→ What you need to do: Return the full material exactly.

——

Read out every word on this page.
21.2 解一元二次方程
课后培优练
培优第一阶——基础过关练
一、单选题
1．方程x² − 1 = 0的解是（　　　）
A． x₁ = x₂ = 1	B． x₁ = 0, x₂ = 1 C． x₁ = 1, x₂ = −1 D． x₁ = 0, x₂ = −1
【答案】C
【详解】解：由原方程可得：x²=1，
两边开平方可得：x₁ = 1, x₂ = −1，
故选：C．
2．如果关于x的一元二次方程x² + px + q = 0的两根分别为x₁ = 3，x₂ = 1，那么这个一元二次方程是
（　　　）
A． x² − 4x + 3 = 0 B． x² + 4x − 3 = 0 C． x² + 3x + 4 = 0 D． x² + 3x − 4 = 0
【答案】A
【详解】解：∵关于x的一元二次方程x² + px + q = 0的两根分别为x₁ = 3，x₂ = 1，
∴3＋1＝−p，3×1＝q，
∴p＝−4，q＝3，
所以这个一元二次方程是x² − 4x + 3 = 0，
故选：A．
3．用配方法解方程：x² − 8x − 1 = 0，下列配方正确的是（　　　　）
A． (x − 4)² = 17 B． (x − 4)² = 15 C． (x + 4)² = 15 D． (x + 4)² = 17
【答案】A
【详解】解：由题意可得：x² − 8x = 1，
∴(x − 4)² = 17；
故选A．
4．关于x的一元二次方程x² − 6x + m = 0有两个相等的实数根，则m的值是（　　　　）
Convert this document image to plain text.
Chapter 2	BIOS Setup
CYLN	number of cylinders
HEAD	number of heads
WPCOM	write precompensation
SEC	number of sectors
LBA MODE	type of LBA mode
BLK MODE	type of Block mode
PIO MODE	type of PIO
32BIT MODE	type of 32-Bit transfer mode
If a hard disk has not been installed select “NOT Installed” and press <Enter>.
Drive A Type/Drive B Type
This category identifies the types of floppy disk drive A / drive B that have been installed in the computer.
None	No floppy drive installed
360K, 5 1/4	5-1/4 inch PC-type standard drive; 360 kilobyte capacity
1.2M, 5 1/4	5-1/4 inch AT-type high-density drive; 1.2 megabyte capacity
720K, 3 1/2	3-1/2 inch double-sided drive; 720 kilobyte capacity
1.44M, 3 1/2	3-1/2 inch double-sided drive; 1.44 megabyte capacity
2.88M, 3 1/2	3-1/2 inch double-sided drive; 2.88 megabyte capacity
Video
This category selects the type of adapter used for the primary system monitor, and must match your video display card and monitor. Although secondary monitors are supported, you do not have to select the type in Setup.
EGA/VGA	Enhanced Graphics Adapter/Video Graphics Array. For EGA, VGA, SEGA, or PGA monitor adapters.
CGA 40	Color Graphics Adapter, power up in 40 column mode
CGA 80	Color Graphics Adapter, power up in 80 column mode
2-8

——

→ Problem solution:
Read out every word on this page.
21.2 解一元二次方程
课后培优练
培优第一阶——基础过关练
一、单选题
1．方程x² − 1 = 0的解是（　　　）
A． x₁ = x₂ = 1	B． x₁ = 0, x₂ = 1 C． x₁ = 1, x₂ = −1 D． x₁ = 0, x₂ = −1
【答案】C
【详解】解：由原方程可得：x²=1，
两边开平方可得：x₁ = 1, x₂ = −1，
故选：C．
2．如果关于x的一元二次方程x² + px + q = 0的两根分别为x₁ = 3，x₂ = 1，那么这个一元二次方程是
（　　　）
A． x² − 4x + 3 = 0 B． x² + 4x − 3 = 0 C． x² + 3x + 4 = 0 D． x² + 3x − 4 = 0
【答案】A
【详解】解：∵关于x的一元二次方程x² + px + q = 0的两根分别为x₁ = 3，x₂ = 1，
∴3＋1＝−p，3×1＝q，
∴p＝−4，q＝3，
所以这个一元二次方程是x² − 4x + 3 = 0，
故选：A．
3．用配方法解方程：x² − 8x − 1 = 0，下列配方正确的是（　　　　）
A． (x − 4)² = 17 B． (x − 4)² = 15 C． (x + 4)² = 15 D． (x + 4)² = 17
【答案】A
【详解】解：由题意可得：x² − 8x = 1，
∴(x − 4)² = 17；
故选A．
4．关于x的一元二次方程x² − 6x + m = 0有两个相等的实数根，则m的值是（　　　　）
Convert this document image to plain text.
Chapter 2	BIOS Setup
CYLN	number of cylinders
HEAD	number of heads
WPCOM	write precompensation
SEC	number of sectors
LBA MODE	type of LBA mode
BLK MODE	type of Block mode
PIO MODE	type of PIO
32BIT MODE	type of 32-Bit transfer mode
If a hard disk has not been installed select “NOT Installed” and press <Enter>.
Drive A Type/Drive B Type
This category identifies the types of floppy disk drive A / drive B that have been installed in the computer.
None	No floppy drive installed
360K, 5 1/4	5-1/4 inch PC-type standard drive; 360 kilobyte capacity
1.2M, 5 1/4	5-1/4 inch AT-type high-density drive; 1.2 megabyte capacity
720K, 3 1/2	3-1/2 inch double-sided drive; 720 kilobyte capacity
1.44M, 3 1/2	3-1/2 inch double-sided drive; 1.44 megabyte capacity
2.88M, 3 1/2	3-1/2 inch double-sided drive; 2.88 megabyte capacity
Video
This category selects the type of adapter used for the primary system monitor, and must match your video display card and monitor. Although secondary monitors are supported, you do not have to select the type in Setup.
EGA/VGA	Enhanced Graphics Adapter/Video Graphics Array. For EGA, VGA, SEGA, or PGA monitor adapters.
CGA 40	Color Graphics Adapter, power up in 40 column mode
CGA 80	Color Graphics Adapter, power up in 80 column mode
2-8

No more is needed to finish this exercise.